## Given instruction 1
According to the case summary, what sentence did the district court originally impose on Joseph Olivo?
## Given instruction 2
Resume the case summary from its final line and extend it.
------ Passage provided
United States v. Joseph Olivo
691 F. App'x 826
| 7th Cir. | 2016Background
- Joseph Olivo pled guilty to marijuana distribution offenses and firearm offenses; the district court classified him as a career offender under U.S.S.G. § 4B1.1 and sentenced him to 292 months.
- The career-offender designation relied in part on prior convictions that the Sentencing Guidelines treated as "crimes of violence" via the guideline's residual clause.
- The Supreme Court in Johnson v. United States held the ACCA residual clause unconstitutionally vague; the Seventh Circuit later held that Johnson’s reasoning applies to the Guidelines' parallel residual clause.
- Some of Olivo’s prior convictions qualify as crimes of violence only under the now-invalid residual clause (e.g., resisting law enforcement by flight; reckless conduct).
- The parties agreed that if Johnson’s holding applies to the Guidelines, the district court must reassess whether Olivo remains a career offender and whether that affected his sentence.
- The Seventh Circuit vacated Olivo’s sentence and remanded for resentencing because it is unclear whether the career-offender classification influenced the sentence.
------------
------ Dataset extract
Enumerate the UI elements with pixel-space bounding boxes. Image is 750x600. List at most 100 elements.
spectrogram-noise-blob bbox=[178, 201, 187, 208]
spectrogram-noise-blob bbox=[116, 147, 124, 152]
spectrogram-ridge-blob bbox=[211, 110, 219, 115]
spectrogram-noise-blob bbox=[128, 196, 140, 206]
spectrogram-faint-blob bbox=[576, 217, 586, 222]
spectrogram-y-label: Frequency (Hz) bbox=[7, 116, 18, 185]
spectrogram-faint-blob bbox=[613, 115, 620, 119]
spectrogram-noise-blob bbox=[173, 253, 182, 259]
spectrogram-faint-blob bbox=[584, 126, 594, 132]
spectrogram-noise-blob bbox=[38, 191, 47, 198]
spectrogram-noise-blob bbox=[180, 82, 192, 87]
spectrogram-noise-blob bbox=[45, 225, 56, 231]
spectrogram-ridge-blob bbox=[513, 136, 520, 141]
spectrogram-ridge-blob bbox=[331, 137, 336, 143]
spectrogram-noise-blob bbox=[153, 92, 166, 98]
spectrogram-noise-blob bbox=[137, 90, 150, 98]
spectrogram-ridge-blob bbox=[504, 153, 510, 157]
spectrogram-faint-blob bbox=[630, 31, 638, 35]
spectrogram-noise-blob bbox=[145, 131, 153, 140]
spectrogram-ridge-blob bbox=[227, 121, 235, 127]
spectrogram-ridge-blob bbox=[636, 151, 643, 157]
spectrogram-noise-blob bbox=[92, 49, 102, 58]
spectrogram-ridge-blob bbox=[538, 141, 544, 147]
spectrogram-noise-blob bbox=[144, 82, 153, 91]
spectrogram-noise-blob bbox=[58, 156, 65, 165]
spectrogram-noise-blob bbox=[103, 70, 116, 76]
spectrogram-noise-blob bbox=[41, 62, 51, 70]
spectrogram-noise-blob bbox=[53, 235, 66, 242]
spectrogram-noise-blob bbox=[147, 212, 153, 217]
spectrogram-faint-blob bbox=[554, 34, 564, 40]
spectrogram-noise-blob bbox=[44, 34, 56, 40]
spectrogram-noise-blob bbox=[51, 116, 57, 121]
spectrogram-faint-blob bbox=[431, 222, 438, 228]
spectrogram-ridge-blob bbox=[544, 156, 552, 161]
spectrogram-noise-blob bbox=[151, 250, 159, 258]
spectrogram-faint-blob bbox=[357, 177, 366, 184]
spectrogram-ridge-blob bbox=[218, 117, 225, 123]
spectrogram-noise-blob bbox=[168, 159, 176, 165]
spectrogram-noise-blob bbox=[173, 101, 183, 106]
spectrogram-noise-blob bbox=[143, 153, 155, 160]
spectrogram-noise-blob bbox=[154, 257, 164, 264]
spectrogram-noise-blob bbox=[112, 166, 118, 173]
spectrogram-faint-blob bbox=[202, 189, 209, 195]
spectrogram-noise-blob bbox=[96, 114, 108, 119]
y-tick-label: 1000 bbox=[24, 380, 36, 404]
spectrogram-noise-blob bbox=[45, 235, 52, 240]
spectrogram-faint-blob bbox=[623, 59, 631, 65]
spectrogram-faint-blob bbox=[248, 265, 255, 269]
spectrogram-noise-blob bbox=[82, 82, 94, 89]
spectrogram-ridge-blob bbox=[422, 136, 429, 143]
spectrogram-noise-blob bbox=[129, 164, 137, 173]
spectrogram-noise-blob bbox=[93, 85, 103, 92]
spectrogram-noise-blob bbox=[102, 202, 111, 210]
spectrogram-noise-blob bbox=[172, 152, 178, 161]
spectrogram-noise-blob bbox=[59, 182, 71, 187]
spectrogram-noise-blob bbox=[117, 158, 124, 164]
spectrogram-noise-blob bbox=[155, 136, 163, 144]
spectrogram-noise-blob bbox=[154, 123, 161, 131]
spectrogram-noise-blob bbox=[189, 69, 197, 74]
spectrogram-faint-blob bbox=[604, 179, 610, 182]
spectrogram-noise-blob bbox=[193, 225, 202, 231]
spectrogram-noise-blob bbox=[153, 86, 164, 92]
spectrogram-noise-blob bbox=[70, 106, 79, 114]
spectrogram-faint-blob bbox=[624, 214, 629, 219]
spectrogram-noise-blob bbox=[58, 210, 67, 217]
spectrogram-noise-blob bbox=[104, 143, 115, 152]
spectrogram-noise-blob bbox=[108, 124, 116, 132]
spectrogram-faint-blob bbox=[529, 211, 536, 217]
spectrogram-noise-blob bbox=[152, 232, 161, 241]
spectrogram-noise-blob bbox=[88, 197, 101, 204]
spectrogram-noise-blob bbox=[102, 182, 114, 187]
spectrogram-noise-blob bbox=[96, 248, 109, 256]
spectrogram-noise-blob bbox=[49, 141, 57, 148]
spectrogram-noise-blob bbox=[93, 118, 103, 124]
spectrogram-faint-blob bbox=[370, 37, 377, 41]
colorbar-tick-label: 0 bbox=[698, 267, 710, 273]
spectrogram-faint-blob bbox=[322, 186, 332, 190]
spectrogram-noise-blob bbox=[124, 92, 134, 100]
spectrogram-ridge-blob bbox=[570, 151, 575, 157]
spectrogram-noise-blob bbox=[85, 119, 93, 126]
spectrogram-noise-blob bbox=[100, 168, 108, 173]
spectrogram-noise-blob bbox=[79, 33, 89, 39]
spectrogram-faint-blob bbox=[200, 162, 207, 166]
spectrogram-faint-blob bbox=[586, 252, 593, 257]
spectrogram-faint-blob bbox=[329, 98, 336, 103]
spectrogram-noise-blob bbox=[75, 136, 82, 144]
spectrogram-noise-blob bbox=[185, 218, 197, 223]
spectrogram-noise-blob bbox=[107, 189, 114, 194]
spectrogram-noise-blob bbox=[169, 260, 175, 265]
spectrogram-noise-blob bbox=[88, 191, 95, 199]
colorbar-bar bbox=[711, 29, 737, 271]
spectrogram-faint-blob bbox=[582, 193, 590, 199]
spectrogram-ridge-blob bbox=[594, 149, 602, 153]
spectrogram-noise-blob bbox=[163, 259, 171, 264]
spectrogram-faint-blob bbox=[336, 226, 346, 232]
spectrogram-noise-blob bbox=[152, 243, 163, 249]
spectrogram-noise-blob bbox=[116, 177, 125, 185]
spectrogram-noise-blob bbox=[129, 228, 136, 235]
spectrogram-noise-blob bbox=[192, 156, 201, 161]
------------
## Expected output 1
292 months.

## Expected output 2
Issues
| Issue | Plaintiff's Argument | Defendant's Argument | Held |
|---|---|---|---|
| Whether Johnson’s invalidation of the ACCA residual clause applies to the Guidelines' residual clause | Government: the court should apply existing precedent (Hurlburt/McGuire) recognizing Johnson applies to the Guidelines | Olivo: prior convictions that only qualified under the residual clause no longer count; career-offender status may be invalid | The Seventh Circuit applied Hurlburt/McGuire: Johnson’s reasoning applies to the Guidelines' residual clause |
| Whether Olivo’s prior convictions still qualify as crimes of violence for career-offender status | Government: at least two prior felonies qualify | Olivo: at least two relied solely on the residual clause and thus no longer qualify post-Johnson | The court agreed some prior convictions no longer qualify, requiring reassessment |
| Whether the sentencing error affected Olivo’s substantial rights (plain-error review) | Government: sentencing judge may not have been influenced by the career-offender range | Olivo: improper guidelines calculation likely influenced sentence | Because the record did not show the judge was uninfluenced, the court could not presume no effect; vacatur and remand for resentencing required |
| Remedy: vacate and remand or affirm | Government: remand for resentencing consistent with Hurlburt/McGuire | Olivo: seek vacatur and resentencing | Court vacated the sentence and remanded for full resentencing to allow reassessment of career-offender status and sentence |
Key Cases Cited
- Johnson v. United States, 135 S. Ct. 2551 (2015) (ACCA residual clause is unconstitutionally vague)
- United States v. Hurlburt, 835 F.3d 715 (7th Cir. 2016) (en banc) (Johnson applies to Sentencing Guidelines' residual clause; remand for resentencing under plain-error review)
- United States v. McGuire, 835 F.3d 756 (7th Cir. 2016) (applied Hurlburt framework; remanded for resentencing)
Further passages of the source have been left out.